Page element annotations
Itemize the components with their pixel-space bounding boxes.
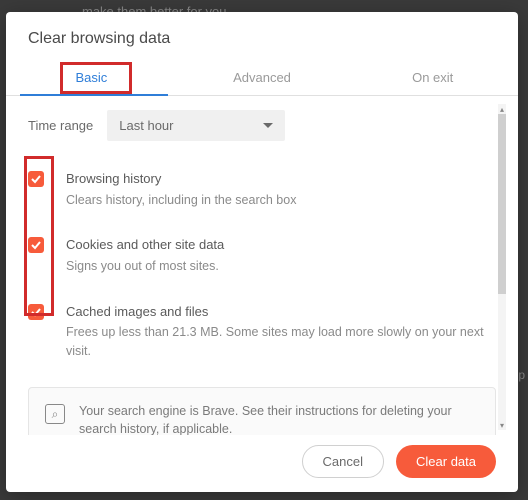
check-icon <box>30 173 42 185</box>
cancel-button[interactable]: Cancel <box>302 445 384 478</box>
search-engine-notice: ⌕ Your search engine is Brave. See their… <box>28 387 496 436</box>
scroll-thumb[interactable] <box>498 114 506 294</box>
dialog-content: Time range Last hour Browsing history Cl… <box>6 96 518 435</box>
tab-basic[interactable]: Basic <box>6 62 177 95</box>
time-range-label: Time range <box>28 118 93 133</box>
tab-on-exit[interactable]: On exit <box>347 62 518 95</box>
time-range-row: Time range Last hour <box>28 110 496 141</box>
checkbox-cookies[interactable] <box>28 237 44 253</box>
clear-data-button[interactable]: Clear data <box>396 445 496 478</box>
magnify-icon: ⌕ <box>45 404 65 424</box>
notice-text: Your search engine is Brave. See their i… <box>79 402 479 436</box>
option-cache: Cached images and files Frees up less th… <box>28 302 496 361</box>
option-desc: Clears history, including in the search … <box>66 191 296 210</box>
tab-advanced[interactable]: Advanced <box>177 62 348 95</box>
checkbox-browsing-history[interactable] <box>28 171 44 187</box>
check-icon <box>30 239 42 251</box>
option-desc: Signs you out of most sites. <box>66 257 224 276</box>
option-title: Cookies and other site data <box>66 235 224 255</box>
chevron-down-icon <box>263 123 273 128</box>
tab-bar: Basic Advanced On exit <box>6 62 518 96</box>
time-range-value: Last hour <box>119 118 173 133</box>
option-browsing-history: Browsing history Clears history, includi… <box>28 169 496 209</box>
option-cookies: Cookies and other site data Signs you ou… <box>28 235 496 275</box>
scroll-up-icon[interactable]: ▴ <box>498 104 506 114</box>
dialog-title: Clear browsing data <box>6 30 518 62</box>
option-desc: Frees up less than 21.3 MB. Some sites m… <box>66 323 496 361</box>
option-title: Browsing history <box>66 169 296 189</box>
time-range-select[interactable]: Last hour <box>107 110 285 141</box>
checkbox-cache[interactable] <box>28 304 44 320</box>
clear-browsing-data-dialog: Clear browsing data Basic Advanced On ex… <box>6 12 518 492</box>
check-icon <box>30 306 42 318</box>
dialog-footer: Cancel Clear data <box>6 435 518 478</box>
option-title: Cached images and files <box>66 302 496 322</box>
scroll-down-icon[interactable]: ▾ <box>498 420 506 430</box>
scrollbar[interactable]: ▴ ▾ <box>498 104 506 430</box>
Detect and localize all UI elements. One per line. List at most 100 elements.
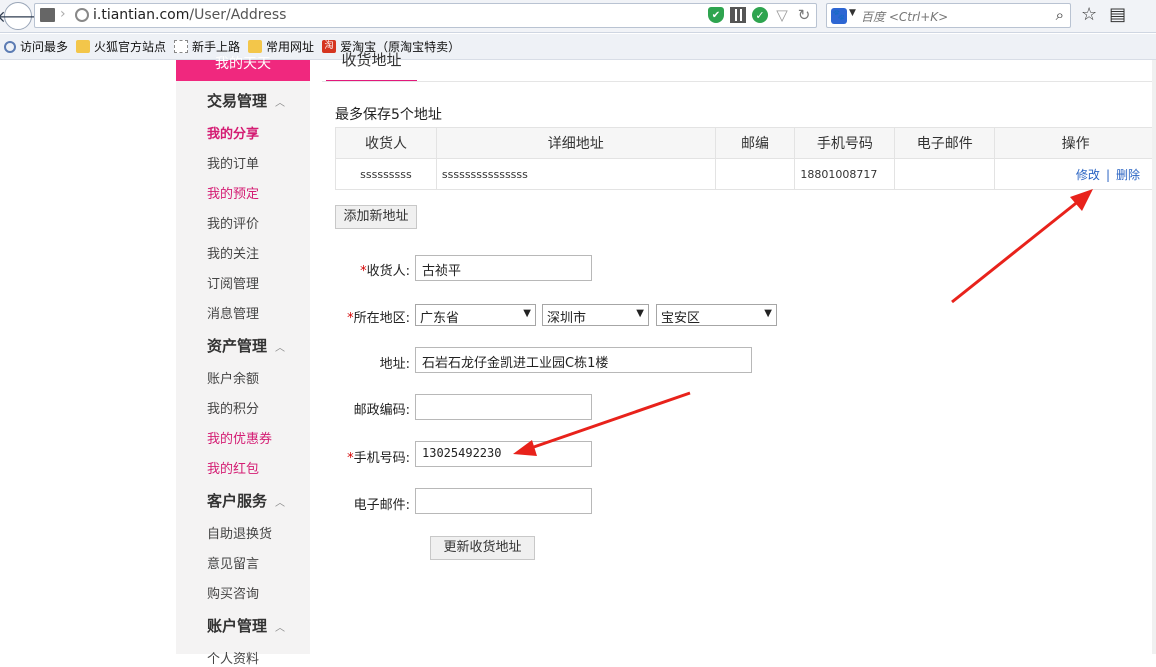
main-content: 收货地址 最多保存5个地址 收货人 详细地址 邮编 手机号码 电子邮件 操作 s… xyxy=(322,60,1156,654)
sidebar-item-my-orders[interactable]: 我的订单 xyxy=(207,153,259,172)
sidebar-item-feedback[interactable]: 意见留言 xyxy=(207,553,259,572)
sidebar-section-service[interactable]: 客户服务 ︿ xyxy=(207,490,285,511)
update-address-button[interactable]: 更新收货地址 xyxy=(430,536,535,560)
bookmark-label: 新手上路 xyxy=(192,38,240,55)
receiver-input[interactable]: 古祯平 xyxy=(415,255,592,281)
search-placeholder: 百度 <Ctrl+K> xyxy=(861,8,948,25)
most-visited-icon xyxy=(4,41,16,53)
address-input[interactable]: 石岩石龙仔金凯进工业园C栋1楼 xyxy=(415,347,752,373)
section-title: 账户管理 xyxy=(207,617,267,635)
check-icon[interactable]: ✓ xyxy=(752,7,768,23)
sidebar-item-coupons[interactable]: 我的优惠券 xyxy=(207,428,272,447)
engine-dropdown-icon[interactable]: ▼ xyxy=(849,8,856,18)
sidebar-item-balance[interactable]: 账户余额 xyxy=(207,368,259,387)
edit-link[interactable]: 修改 xyxy=(1076,168,1100,182)
search-icon[interactable]: ⌕ xyxy=(1056,6,1064,24)
sidebar-my-tiantian[interactable]: 我的天天 xyxy=(176,60,310,81)
district-value: 宝安区 xyxy=(661,311,700,326)
sidebar-item-my-reviews[interactable]: 我的评价 xyxy=(207,213,259,232)
bookmark-getting-started[interactable]: 新手上路 xyxy=(174,38,240,55)
phone-input[interactable]: 13025492230 xyxy=(415,441,592,467)
section-title: 客户服务 xyxy=(207,492,267,510)
action-separator: | xyxy=(1106,168,1110,182)
url-host: i.tiantian.com xyxy=(93,7,189,23)
address-bar[interactable]: › i.tiantian.com/User/Address ✔ ✓ ▽ ↻ xyxy=(34,3,817,28)
cell-address: sssssssssssssss xyxy=(436,159,715,190)
sidebar-item-messages[interactable]: 消息管理 xyxy=(207,303,259,322)
sidebar-section-assets[interactable]: 资产管理︿ xyxy=(207,335,285,356)
chevron-down-icon[interactable]: ▽ xyxy=(774,7,790,23)
dropdown-arrow-icon: ▼ xyxy=(764,308,772,319)
table-header-row: 收货人 详细地址 邮编 手机号码 电子邮件 操作 xyxy=(336,128,1156,159)
city-value: 深圳市 xyxy=(547,311,586,326)
chevron-right-icon: › xyxy=(60,6,66,22)
col-header-address: 详细地址 xyxy=(436,128,715,159)
url-path: /User/Address xyxy=(189,7,286,23)
baidu-paw-icon[interactable]: 🐾 xyxy=(831,8,847,24)
sidebar-item-my-shares[interactable]: 我的分享 xyxy=(207,123,259,142)
zip-input[interactable] xyxy=(415,394,592,420)
sidebar-item-inquiry[interactable]: 购买咨询 xyxy=(207,583,259,602)
district-select[interactable]: 宝安区 ▼ xyxy=(656,304,777,326)
browser-toolbar: 🡐 › i.tiantian.com/User/Address ✔ ✓ ▽ ↻ … xyxy=(0,0,1156,33)
region-label: *所在地区: xyxy=(325,307,410,326)
sidebar-item-profile[interactable]: 个人资料 xyxy=(207,648,259,667)
dropdown-arrow-icon: ▼ xyxy=(523,308,531,319)
tab-shipping-address[interactable]: 收货地址 xyxy=(326,50,417,82)
sidebar: 我的天天 交易管理︿ 我的分享 我的订单 我的预定 我的评价 我的关注 订阅管理… xyxy=(176,60,310,654)
col-header-phone: 手机号码 xyxy=(795,128,895,159)
zip-label: 邮政编码: xyxy=(325,399,410,418)
bookmarks-menu-icon[interactable]: ▤ xyxy=(1109,4,1126,25)
sidebar-item-my-reservations[interactable]: 我的预定 xyxy=(207,183,259,202)
sidebar-item-red-packets[interactable]: 我的红包 xyxy=(207,458,259,477)
cell-phone: 18801008717 xyxy=(795,159,895,190)
tab-groups-icon[interactable] xyxy=(40,8,55,22)
col-header-actions: 操作 xyxy=(995,128,1156,159)
chevron-up-icon: ︿ xyxy=(275,98,285,109)
province-select[interactable]: 广东省▼ xyxy=(415,304,536,326)
bookmark-most-visited[interactable]: 访问最多 xyxy=(4,38,68,55)
refresh-icon[interactable]: ↻ xyxy=(796,7,812,23)
address-table: 收货人 详细地址 邮编 手机号码 电子邮件 操作 sssssssss sssss… xyxy=(335,127,1156,190)
receiver-label: *收货人: xyxy=(325,260,410,279)
address-label: 地址: xyxy=(325,353,410,372)
col-header-receiver: 收货人 xyxy=(336,128,437,159)
dropdown-arrow-icon: ▼ xyxy=(636,308,644,319)
bookmark-common-sites[interactable]: 常用网址 xyxy=(248,38,314,55)
scrollbar[interactable] xyxy=(1152,60,1156,654)
label-text: 收货人: xyxy=(367,264,410,279)
qr-code-icon[interactable] xyxy=(730,7,746,23)
email-label: 电子邮件: xyxy=(325,494,410,513)
col-header-email: 电子邮件 xyxy=(895,128,995,159)
shield-icon[interactable]: ✔ xyxy=(708,7,724,23)
page-icon xyxy=(174,40,188,53)
bookmark-star-icon[interactable]: ☆ xyxy=(1081,4,1097,25)
sidebar-section-account[interactable]: 账户管理︿ xyxy=(207,615,285,636)
sidebar-item-my-follows[interactable]: 我的关注 xyxy=(207,243,259,262)
label-text: 所在地区: xyxy=(354,311,410,326)
chevron-up-icon: ︿ xyxy=(275,498,285,509)
search-bar[interactable]: 🐾 ▼ 百度 <Ctrl+K> ⌕ xyxy=(826,3,1071,28)
sidebar-item-subscriptions[interactable]: 订阅管理 xyxy=(207,273,259,292)
email-input[interactable] xyxy=(415,488,592,514)
sidebar-item-points[interactable]: 我的积分 xyxy=(207,398,259,417)
cell-zip xyxy=(715,159,795,190)
back-button[interactable]: 🡐 xyxy=(4,2,32,30)
folder-icon xyxy=(248,40,262,53)
col-header-zip: 邮编 xyxy=(715,128,795,159)
cell-receiver: sssssssss xyxy=(336,159,437,190)
cell-email xyxy=(895,159,995,190)
max-address-note: 最多保存5个地址 xyxy=(335,104,442,124)
bookmark-label: 常用网址 xyxy=(266,38,314,55)
url-text[interactable]: i.tiantian.com/User/Address xyxy=(93,7,286,23)
city-select[interactable]: 深圳市 ▼ xyxy=(542,304,649,326)
cell-actions: 修改 | 删除 xyxy=(995,159,1156,190)
delete-link[interactable]: 删除 xyxy=(1116,168,1140,182)
sidebar-section-trade[interactable]: 交易管理︿ xyxy=(207,90,285,111)
add-address-button[interactable]: 添加新地址 xyxy=(335,205,417,229)
sidebar-item-returns[interactable]: 自助退换货 xyxy=(207,523,272,542)
bookmark-label: 火狐官方站点 xyxy=(94,38,166,55)
globe-icon[interactable] xyxy=(75,8,89,22)
chevron-up-icon: ︿ xyxy=(275,343,285,354)
bookmark-firefox-site[interactable]: 火狐官方站点 xyxy=(76,38,166,55)
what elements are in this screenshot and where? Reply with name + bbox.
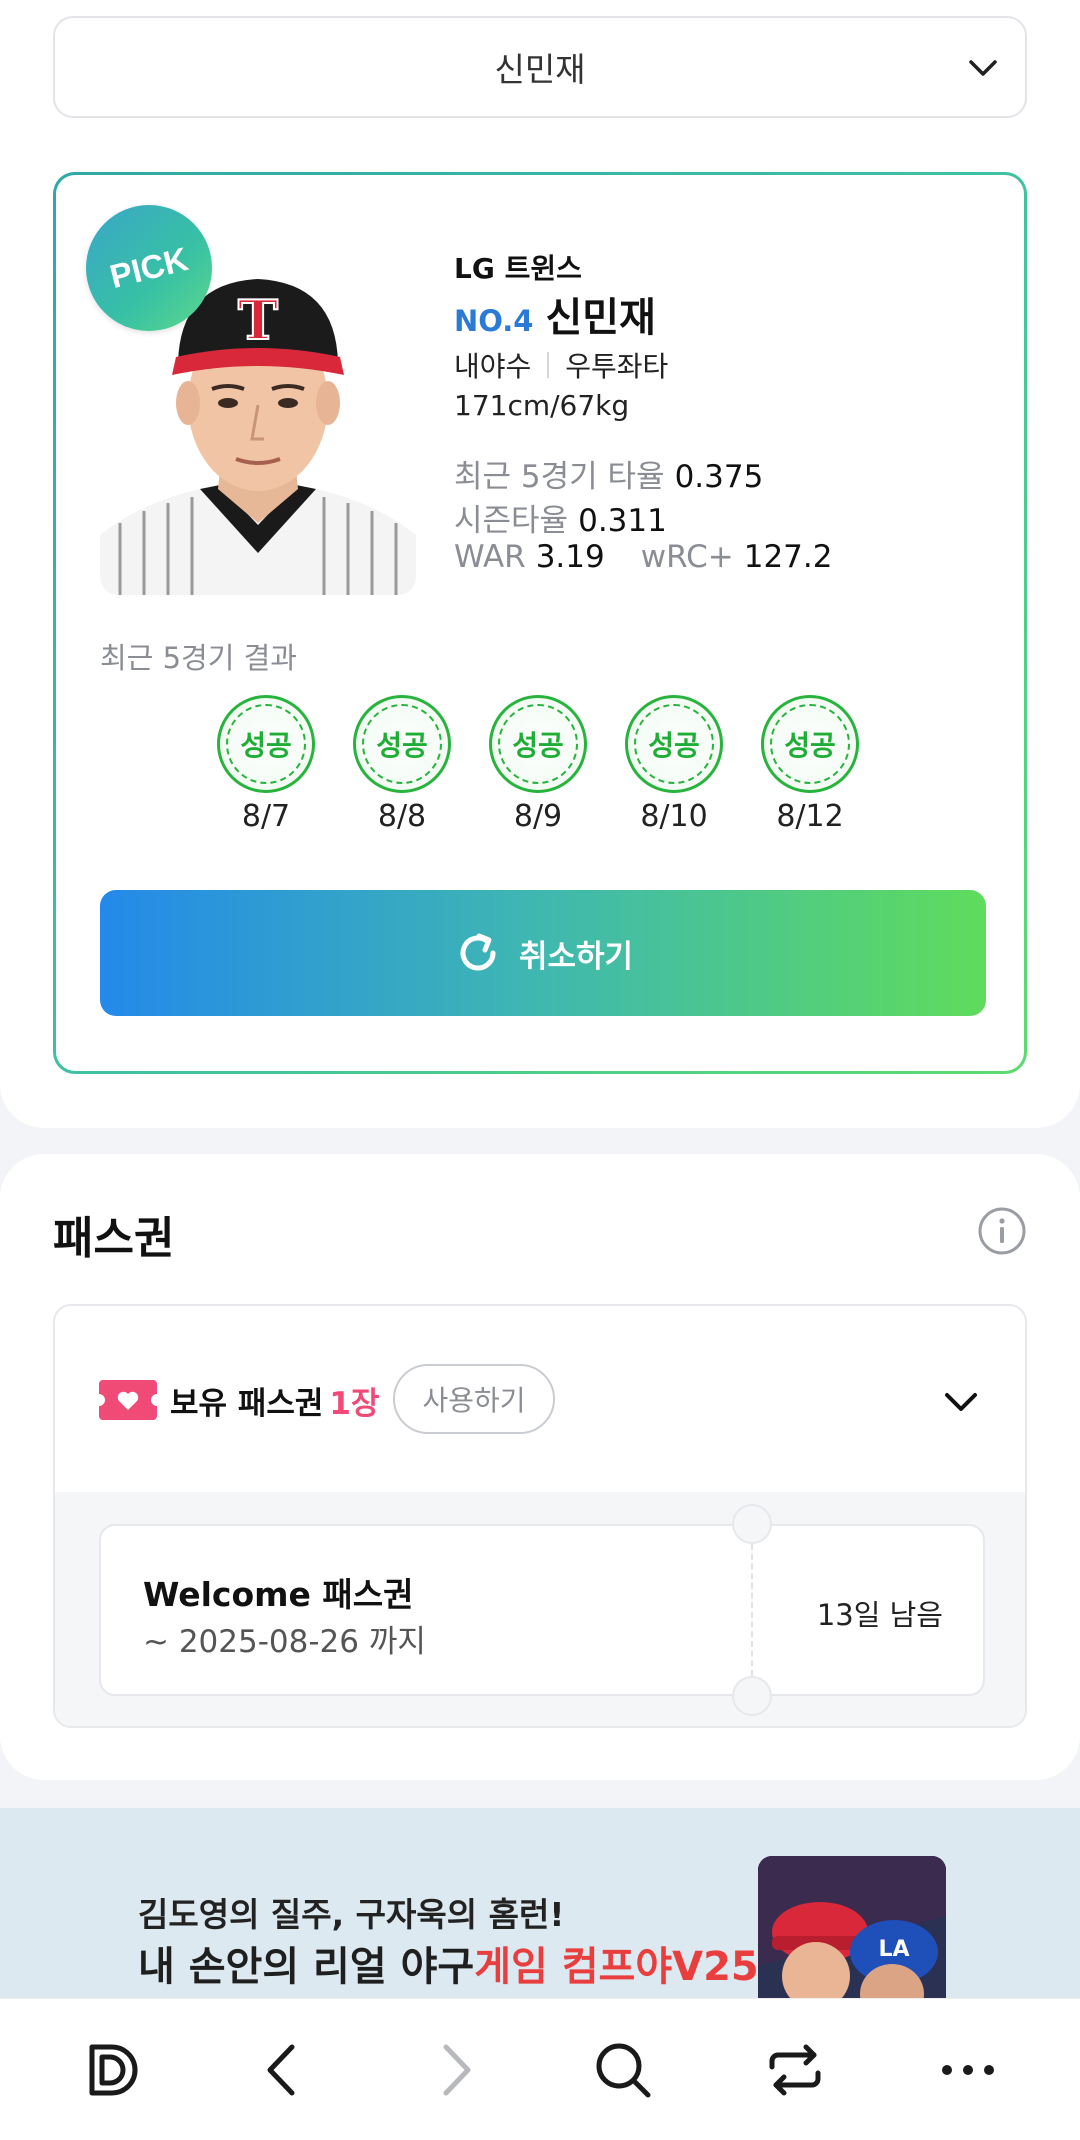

- STATED GOAL:
Starting at the line in the material that contains "main-content: 收货地址 最多保存5个地址" and ending with the line that contains "sidebar-item-feedback[interactable]: 意见留言 xyxy=(207,553,259,572)", reproduce those lines verbatim.

- OUTPUT FOR THIS EXERCISE:
main-content: 收货地址 最多保存5个地址 收货人 详细地址 邮编 手机号码 电子邮件 操作 s… xyxy=(322,60,1156,654)
sidebar-item-my-orders[interactable]: 我的订单 xyxy=(207,153,259,172)
sidebar-item-feedback[interactable]: 意见留言 xyxy=(207,553,259,572)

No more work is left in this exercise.